TASK TO CARRY OUT: Look through the records below, and copy out every line that holds the string "fill".

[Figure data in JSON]
<<<<
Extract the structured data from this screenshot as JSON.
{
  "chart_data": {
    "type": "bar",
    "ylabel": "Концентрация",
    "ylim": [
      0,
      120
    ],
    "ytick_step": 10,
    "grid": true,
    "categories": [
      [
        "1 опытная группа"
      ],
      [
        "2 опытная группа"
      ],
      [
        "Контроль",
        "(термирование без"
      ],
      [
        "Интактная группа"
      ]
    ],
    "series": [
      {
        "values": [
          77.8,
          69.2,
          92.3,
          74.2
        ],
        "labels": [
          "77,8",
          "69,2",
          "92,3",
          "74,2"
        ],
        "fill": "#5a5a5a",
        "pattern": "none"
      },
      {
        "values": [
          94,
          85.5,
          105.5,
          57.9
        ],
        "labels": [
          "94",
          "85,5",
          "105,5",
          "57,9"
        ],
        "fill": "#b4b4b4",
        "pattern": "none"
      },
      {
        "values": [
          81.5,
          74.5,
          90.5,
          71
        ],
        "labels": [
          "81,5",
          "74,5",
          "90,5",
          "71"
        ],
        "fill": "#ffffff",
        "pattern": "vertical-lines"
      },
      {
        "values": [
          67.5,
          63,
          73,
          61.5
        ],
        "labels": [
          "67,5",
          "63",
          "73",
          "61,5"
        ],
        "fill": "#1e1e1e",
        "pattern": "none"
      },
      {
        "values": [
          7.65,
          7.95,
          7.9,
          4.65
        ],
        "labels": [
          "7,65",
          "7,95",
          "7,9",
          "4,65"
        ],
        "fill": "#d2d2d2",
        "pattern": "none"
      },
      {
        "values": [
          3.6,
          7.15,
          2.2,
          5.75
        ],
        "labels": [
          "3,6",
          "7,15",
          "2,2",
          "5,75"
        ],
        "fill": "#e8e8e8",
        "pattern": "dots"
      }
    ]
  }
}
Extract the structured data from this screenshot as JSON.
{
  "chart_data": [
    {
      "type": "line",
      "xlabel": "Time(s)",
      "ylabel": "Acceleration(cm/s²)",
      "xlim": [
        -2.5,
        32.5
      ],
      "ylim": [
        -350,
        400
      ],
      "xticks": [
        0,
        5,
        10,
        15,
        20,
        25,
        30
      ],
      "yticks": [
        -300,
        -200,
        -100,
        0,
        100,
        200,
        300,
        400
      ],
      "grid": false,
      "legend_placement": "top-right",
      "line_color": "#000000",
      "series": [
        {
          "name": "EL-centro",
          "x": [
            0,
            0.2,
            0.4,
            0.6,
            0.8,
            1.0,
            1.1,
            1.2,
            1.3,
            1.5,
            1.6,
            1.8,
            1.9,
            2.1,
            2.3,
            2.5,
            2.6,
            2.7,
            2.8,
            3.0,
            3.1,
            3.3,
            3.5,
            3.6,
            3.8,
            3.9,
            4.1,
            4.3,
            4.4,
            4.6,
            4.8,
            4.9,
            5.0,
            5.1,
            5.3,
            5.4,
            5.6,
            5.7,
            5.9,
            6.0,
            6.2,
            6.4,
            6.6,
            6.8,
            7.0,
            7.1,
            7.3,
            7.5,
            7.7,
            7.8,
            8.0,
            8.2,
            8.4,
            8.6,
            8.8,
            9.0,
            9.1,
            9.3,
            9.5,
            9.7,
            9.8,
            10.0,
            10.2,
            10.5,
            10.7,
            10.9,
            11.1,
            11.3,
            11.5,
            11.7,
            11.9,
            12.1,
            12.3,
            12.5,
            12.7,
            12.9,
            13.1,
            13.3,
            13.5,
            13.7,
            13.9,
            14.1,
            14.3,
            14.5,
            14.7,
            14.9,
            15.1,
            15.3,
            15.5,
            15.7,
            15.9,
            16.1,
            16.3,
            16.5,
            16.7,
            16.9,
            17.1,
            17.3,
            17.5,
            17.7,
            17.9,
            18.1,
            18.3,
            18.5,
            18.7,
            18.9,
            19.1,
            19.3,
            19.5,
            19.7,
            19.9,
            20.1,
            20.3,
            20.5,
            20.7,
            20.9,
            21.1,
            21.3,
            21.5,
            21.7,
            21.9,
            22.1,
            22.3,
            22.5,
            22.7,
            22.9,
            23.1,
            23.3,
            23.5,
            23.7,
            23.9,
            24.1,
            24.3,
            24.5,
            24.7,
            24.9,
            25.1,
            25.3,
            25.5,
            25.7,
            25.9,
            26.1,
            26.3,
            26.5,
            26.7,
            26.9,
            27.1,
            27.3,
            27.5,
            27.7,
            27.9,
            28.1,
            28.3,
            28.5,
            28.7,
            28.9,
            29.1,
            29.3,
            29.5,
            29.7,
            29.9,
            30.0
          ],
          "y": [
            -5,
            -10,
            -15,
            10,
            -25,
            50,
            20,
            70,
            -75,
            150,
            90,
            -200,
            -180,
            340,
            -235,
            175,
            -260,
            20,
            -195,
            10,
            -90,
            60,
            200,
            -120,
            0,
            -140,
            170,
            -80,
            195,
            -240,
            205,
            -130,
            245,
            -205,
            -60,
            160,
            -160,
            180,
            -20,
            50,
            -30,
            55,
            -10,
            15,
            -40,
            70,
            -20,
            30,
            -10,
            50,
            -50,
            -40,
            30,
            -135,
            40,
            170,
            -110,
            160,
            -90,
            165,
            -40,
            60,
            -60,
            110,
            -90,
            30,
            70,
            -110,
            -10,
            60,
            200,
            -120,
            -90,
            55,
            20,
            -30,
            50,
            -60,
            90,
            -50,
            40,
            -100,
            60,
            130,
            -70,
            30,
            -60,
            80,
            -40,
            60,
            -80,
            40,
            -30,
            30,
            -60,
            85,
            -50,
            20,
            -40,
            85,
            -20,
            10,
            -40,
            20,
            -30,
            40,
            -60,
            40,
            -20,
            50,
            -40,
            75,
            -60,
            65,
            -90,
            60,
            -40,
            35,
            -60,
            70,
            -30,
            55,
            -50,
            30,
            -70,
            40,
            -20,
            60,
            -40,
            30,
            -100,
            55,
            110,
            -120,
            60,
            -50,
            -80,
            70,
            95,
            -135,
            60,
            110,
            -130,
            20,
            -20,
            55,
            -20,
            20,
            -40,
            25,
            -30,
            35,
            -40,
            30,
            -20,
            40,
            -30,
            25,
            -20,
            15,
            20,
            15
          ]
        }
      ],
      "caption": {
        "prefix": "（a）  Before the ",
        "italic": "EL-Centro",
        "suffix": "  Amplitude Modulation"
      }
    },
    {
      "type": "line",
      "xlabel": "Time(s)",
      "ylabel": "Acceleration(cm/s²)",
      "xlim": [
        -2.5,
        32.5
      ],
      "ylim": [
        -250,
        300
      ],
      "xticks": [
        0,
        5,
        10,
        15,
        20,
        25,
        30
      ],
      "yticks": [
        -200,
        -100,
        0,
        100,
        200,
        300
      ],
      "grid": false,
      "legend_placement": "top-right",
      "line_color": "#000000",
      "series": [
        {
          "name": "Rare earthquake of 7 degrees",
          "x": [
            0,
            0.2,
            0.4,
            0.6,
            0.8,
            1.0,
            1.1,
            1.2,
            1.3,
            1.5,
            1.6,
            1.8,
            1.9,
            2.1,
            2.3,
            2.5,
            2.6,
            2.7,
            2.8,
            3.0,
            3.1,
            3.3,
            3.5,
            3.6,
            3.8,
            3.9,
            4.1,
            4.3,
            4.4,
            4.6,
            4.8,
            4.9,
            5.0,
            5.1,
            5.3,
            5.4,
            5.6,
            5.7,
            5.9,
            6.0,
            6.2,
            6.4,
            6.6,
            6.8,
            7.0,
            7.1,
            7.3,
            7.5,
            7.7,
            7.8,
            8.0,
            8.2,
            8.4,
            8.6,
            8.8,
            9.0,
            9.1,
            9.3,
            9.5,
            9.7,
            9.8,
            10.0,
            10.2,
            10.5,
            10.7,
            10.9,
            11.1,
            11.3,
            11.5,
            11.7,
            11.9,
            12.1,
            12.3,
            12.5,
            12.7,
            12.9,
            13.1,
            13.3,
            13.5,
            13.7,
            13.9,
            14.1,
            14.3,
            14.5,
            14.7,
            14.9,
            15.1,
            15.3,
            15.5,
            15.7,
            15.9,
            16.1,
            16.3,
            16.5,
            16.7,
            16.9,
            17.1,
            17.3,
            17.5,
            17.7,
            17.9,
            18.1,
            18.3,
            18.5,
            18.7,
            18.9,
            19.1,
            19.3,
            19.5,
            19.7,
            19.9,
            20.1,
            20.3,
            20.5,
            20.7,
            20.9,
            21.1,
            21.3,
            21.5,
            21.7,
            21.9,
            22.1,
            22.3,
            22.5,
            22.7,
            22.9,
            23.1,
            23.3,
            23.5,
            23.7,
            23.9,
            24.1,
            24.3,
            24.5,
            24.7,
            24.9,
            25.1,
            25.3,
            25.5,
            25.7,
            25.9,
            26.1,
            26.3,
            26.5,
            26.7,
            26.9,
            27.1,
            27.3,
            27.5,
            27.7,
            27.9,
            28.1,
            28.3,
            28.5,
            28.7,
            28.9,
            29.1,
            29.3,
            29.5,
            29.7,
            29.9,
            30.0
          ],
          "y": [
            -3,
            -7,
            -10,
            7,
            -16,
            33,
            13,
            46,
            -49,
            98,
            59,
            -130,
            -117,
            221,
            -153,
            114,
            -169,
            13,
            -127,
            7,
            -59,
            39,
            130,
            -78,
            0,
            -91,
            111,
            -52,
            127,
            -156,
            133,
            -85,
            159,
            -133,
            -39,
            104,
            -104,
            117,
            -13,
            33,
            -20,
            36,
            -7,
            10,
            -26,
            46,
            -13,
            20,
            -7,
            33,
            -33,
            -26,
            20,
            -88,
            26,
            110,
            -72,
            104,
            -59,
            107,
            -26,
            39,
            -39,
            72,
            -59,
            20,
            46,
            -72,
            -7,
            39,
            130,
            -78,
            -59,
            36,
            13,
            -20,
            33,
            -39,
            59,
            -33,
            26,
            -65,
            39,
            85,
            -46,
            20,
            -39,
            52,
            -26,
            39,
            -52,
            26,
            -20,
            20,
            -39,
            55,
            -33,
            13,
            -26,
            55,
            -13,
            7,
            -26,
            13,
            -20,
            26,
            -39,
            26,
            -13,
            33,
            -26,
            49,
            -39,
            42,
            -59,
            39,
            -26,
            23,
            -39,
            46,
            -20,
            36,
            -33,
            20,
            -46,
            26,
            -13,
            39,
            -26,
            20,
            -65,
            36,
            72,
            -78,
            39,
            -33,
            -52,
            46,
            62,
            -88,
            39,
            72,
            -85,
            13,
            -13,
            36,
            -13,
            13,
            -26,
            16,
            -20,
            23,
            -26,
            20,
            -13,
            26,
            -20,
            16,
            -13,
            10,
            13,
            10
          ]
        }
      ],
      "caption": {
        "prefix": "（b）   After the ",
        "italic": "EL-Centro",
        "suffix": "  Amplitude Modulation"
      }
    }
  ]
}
>>>>
OUTPUT OF THE EXERCISE:
        "fill": "#5a5a5a",
        "fill": "#b4b4b4",
        "fill": "#ffffff",
        "fill": "#1e1e1e",
        "fill": "#d2d2d2",
        "fill": "#e8e8e8",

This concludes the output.